--- start ---

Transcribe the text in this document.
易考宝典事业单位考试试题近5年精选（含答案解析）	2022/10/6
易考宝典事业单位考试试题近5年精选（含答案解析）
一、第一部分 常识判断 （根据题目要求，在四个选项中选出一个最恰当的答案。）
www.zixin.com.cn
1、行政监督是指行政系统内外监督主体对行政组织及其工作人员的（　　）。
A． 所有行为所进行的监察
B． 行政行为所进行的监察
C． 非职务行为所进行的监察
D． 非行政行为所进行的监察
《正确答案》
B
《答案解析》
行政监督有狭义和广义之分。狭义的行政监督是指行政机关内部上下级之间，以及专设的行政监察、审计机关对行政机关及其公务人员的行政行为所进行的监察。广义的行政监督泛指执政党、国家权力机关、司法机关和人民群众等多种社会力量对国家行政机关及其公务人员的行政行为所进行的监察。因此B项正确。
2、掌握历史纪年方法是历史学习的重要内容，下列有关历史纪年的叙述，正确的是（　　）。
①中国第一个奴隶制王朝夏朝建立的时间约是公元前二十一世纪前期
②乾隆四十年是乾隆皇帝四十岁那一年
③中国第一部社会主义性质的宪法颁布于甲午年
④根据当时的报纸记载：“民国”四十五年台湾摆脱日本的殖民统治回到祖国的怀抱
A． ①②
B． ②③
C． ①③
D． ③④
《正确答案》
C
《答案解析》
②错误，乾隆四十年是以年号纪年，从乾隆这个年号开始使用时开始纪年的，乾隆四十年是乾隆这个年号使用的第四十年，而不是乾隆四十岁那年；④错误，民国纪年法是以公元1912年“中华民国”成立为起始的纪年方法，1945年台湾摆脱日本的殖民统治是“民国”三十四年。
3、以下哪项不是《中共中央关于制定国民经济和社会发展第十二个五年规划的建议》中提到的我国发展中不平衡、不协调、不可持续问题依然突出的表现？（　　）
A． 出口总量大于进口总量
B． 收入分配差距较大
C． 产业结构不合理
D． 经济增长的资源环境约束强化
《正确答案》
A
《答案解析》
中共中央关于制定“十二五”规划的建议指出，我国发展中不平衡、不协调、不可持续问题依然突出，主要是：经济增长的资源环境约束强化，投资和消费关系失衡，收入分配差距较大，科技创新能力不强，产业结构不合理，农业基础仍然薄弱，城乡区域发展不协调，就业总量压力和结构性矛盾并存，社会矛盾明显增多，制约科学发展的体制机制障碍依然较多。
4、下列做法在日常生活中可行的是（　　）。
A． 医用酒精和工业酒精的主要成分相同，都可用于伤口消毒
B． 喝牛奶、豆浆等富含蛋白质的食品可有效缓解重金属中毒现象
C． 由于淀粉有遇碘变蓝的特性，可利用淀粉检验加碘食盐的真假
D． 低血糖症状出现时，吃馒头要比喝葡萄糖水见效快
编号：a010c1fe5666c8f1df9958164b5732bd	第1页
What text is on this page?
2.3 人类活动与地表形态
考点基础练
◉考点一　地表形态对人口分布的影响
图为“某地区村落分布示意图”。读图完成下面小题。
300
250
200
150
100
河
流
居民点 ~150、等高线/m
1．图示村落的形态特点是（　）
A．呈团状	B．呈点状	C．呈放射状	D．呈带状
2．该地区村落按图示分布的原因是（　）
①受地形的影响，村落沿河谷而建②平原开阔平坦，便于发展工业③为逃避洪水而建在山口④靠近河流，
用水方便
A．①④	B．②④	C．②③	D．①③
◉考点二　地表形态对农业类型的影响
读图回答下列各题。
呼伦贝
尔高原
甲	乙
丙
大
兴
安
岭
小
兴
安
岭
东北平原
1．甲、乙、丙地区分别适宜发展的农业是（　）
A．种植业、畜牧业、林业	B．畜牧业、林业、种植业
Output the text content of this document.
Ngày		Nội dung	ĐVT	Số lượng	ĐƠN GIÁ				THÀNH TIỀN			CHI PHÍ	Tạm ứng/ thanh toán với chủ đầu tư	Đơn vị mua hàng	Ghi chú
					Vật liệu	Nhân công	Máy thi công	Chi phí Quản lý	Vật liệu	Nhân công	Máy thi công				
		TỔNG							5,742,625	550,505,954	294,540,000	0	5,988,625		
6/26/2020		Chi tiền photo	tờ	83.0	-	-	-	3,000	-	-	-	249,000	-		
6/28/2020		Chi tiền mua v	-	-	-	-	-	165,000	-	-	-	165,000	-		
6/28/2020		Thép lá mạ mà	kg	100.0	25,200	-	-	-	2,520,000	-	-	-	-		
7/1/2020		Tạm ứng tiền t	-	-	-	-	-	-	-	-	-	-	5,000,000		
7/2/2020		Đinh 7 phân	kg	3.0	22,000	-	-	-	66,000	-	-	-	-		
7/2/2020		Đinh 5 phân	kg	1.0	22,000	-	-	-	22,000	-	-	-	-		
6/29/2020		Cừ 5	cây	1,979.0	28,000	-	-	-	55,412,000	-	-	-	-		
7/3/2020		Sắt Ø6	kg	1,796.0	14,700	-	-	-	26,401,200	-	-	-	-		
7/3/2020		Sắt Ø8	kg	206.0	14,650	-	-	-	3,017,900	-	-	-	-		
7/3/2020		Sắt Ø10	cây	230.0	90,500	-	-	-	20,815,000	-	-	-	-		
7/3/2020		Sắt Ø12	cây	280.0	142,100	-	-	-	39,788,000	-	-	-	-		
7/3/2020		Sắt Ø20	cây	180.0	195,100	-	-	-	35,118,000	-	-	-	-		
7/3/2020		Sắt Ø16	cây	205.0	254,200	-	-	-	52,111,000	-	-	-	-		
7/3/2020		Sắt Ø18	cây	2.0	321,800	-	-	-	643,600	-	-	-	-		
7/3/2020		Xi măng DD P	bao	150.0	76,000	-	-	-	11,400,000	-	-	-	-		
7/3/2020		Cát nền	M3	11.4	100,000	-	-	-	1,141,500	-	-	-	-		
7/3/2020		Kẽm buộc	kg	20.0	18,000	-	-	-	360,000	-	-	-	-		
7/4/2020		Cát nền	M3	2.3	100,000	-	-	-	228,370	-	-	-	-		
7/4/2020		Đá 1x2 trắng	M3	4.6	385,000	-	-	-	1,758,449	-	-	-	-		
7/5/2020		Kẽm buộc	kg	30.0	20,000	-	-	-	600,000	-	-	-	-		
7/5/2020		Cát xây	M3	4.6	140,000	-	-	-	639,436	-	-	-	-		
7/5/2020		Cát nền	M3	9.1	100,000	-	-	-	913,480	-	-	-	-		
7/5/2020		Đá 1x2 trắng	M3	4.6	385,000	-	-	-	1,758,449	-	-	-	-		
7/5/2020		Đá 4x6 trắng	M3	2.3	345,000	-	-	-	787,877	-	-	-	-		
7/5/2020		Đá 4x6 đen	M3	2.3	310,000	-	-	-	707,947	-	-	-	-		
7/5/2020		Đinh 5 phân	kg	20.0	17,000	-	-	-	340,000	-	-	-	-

--- end ---

__GIVEN REQUEST__. Locate the string "产业结构不合理" in the listing above and copy every line where it occurs.

__RESULT BELOW__.
C． 产业结构不合理
中共中央关于制定“十二五”规划的建议指出，我国发展中不平衡、不协调、不可持续问题依然突出，主要是：经济增长的资源环境约束强化，投资和消费关系失衡，收入分配差距较大，科技创新能力不强，产业结构不合理，农业基础仍然薄弱，城乡区域发展不协调，就业总量压力和结构性矛盾并存，社会矛盾明显增多，制约科学发展的体制机制障碍依然较多。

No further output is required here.